▸ **REQUEST**: Copy out all of the material exactly.

▸ **GIVEN ENTRIES**:
※ ※ ※

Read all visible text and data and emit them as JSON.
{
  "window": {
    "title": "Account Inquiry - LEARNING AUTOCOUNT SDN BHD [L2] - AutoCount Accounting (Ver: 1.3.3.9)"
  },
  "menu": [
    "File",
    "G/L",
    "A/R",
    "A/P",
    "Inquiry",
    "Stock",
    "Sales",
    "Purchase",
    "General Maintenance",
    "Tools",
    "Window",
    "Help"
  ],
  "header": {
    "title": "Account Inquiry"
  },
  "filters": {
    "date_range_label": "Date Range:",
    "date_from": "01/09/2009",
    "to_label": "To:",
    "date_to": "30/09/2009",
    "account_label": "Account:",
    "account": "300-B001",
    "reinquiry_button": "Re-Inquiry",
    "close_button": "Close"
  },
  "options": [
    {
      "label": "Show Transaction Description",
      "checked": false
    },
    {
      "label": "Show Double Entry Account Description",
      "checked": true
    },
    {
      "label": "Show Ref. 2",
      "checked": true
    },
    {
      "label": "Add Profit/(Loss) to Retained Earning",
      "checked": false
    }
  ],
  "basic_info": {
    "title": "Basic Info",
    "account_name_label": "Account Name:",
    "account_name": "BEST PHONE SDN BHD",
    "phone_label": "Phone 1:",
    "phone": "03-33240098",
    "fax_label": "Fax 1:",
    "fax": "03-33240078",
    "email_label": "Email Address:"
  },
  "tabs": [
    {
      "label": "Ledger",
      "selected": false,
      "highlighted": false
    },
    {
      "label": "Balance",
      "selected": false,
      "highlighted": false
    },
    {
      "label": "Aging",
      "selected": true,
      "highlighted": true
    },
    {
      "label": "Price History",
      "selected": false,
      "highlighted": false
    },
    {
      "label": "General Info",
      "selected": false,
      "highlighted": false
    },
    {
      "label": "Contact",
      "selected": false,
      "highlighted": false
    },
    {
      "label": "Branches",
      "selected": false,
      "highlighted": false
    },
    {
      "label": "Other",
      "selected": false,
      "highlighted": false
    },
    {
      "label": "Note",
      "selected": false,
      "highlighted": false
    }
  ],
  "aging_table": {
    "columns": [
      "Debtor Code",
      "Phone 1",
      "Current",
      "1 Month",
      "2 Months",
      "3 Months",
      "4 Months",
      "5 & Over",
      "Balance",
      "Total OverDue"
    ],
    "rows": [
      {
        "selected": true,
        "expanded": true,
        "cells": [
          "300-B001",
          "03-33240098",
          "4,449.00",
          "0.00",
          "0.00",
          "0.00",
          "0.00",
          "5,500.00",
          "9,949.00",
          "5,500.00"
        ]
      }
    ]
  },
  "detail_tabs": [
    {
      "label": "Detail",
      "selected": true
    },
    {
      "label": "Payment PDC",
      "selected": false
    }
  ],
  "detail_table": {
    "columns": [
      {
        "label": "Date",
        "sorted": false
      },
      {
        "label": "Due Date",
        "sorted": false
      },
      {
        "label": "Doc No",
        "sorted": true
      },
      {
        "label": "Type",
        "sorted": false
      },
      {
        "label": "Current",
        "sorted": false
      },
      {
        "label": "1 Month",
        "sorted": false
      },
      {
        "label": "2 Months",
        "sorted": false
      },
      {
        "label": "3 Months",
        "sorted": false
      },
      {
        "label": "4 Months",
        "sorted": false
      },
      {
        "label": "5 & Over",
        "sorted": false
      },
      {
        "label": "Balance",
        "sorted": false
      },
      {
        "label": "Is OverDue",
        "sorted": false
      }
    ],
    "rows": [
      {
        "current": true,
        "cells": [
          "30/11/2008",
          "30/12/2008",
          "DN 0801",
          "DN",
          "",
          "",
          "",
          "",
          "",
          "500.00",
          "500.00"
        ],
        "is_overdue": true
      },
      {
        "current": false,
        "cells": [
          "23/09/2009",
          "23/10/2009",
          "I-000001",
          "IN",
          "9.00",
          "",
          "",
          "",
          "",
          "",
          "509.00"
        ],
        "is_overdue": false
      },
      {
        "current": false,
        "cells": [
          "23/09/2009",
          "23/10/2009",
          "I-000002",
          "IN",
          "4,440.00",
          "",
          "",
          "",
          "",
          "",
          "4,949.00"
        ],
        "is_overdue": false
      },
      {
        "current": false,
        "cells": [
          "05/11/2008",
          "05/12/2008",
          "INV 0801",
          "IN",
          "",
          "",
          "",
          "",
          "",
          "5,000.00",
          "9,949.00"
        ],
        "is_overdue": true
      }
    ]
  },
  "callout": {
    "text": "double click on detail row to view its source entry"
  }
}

※ ※ ※

▸ **SOLUTION FOR THIS TASK**:
Read all visible text and data and emit them as JSON.
{
  "window": {
    "title": "Account Inquiry - LEARNING AUTOCOUNT SDN BHD [L2] - AutoCount Accounting (Ver: 1.3.3.9)"
  },
  "menu": [
    "File",
    "G/L",
    "A/R",
    "A/P",
    "Inquiry",
    "Stock",
    "Sales",
    "Purchase",
    "General Maintenance",
    "Tools",
    "Window",
    "Help"
  ],
  "header": {
    "title": "Account Inquiry"
  },
  "filters": {
    "date_range_label": "Date Range:",
    "date_from": "01/09/2009",
    "to_label": "To:",
    "date_to": "30/09/2009",
    "account_label": "Account:",
    "account": "300-B001",
    "reinquiry_button": "Re-Inquiry",
    "close_button": "Close"
  },
  "options": [
    {
      "label": "Show Transaction Description",
      "checked": false
    },
    {
      "label": "Show Double Entry Account Description",
      "checked": true
    },
    {
      "label": "Show Ref. 2",
      "checked": true
    },
    {
      "label": "Add Profit/(Loss) to Retained Earning",
      "checked": false
    }
  ],
  "basic_info": {
    "title": "Basic Info",
    "account_name_label": "Account Name:",
    "account_name": "BEST PHONE SDN BHD",
    "phone_label": "Phone 1:",
    "phone": "03-33240098",
    "fax_label": "Fax 1:",
    "fax": "03-33240078",
    "email_label": "Email Address:"
  },
  "tabs": [
    {
      "label": "Ledger",
      "selected": false,
      "highlighted": false
    },
    {
      "label": "Balance",
      "selected": false,
      "highlighted": false
    },
    {
      "label": "Aging",
      "selected": true,
      "highlighted": true
    },
    {
      "label": "Price History",
      "selected": false,
      "highlighted": false
    },
    {
      "label": "General Info",
      "selected": false,
      "highlighted": false
    },
    {
      "label": "Contact",
      "selected": false,
      "highlighted": false
    },
    {
      "label": "Branches",
      "selected": false,
      "highlighted": false
    },
    {
      "label": "Other",
      "selected": false,
      "highlighted": false
    },
    {
      "label": "Note",
      "selected": false,
      "highlighted": false
    }
  ],
  "aging_table": {
    "columns": [
      "Debtor Code",
      "Phone 1",
      "Current",
      "1 Month",
      "2 Months",
      "3 Months",
      "4 Months",
      "5 & Over",
      "Balance",
      "Total OverDue"
    ],
    "rows": [
      {
        "selected": true,
        "expanded": true,
        "cells": [
          "300-B001",
          "03-33240098",
          "4,449.00",
          "0.00",
          "0.00",
          "0.00",
          "0.00",
          "5,500.00",
          "9,949.00",
          "5,500.00"
        ]
      }
    ]
  },
  "detail_tabs": [
    {
      "label": "Detail",
      "selected": true
    },
    {
      "label": "Payment PDC",
      "selected": false
    }
  ],
  "detail_table": {
    "columns": [
      {
        "label": "Date",
        "sorted": false
      },
      {
        "label": "Due Date",
        "sorted": false
      },
      {
        "label": "Doc No",
        "sorted": true
      },
      {
        "label": "Type",
        "sorted": false
      },
      {
        "label": "Current",
        "sorted": false
      },
      {
        "label": "1 Month",
        "sorted": false
      },
      {
        "label": "2 Months",
        "sorted": false
      },
      {
        "label": "3 Months",
        "sorted": false
      },
      {
        "label": "4 Months",
        "sorted": false
      },
      {
        "label": "5 & Over",
        "sorted": false
      },
      {
        "label": "Balance",
        "sorted": false
      },
      {
        "label": "Is OverDue",
        "sorted": false
      }
    ],
    "rows": [
      {
        "current": true,
        "cells": [
          "30/11/2008",
          "30/12/2008",
          "DN 0801",
          "DN",
          "",
          "",
          "",
          "",
          "",
          "500.00",
          "500.00"
        ],
        "is_overdue": true
      },
      {
        "current": false,
        "cells": [
          "23/09/2009",
          "23/10/2009",
          "I-000001",
          "IN",
          "9.00",
          "",
          "",
          "",
          "",
          "",
          "509.00"
        ],
        "is_overdue": false
      },
      {
        "current": false,
        "cells": [
          "23/09/2009",
          "23/10/2009",
          "I-000002",
          "IN",
          "4,440.00",
          "",
          "",
          "",
          "",
          "",
          "4,949.00"
        ],
        "is_overdue": false
      },
      {
        "current": false,
        "cells": [
          "05/11/2008",
          "05/12/2008",
          "INV 0801",
          "IN",
          "",
          "",
          "",
          "",
          "",
          "5,000.00",
          "9,949.00"
        ],
        "is_overdue": true
      }
    ]
  },
  "callout": {
    "text": "double click on detail row to view its source entry"
  }
}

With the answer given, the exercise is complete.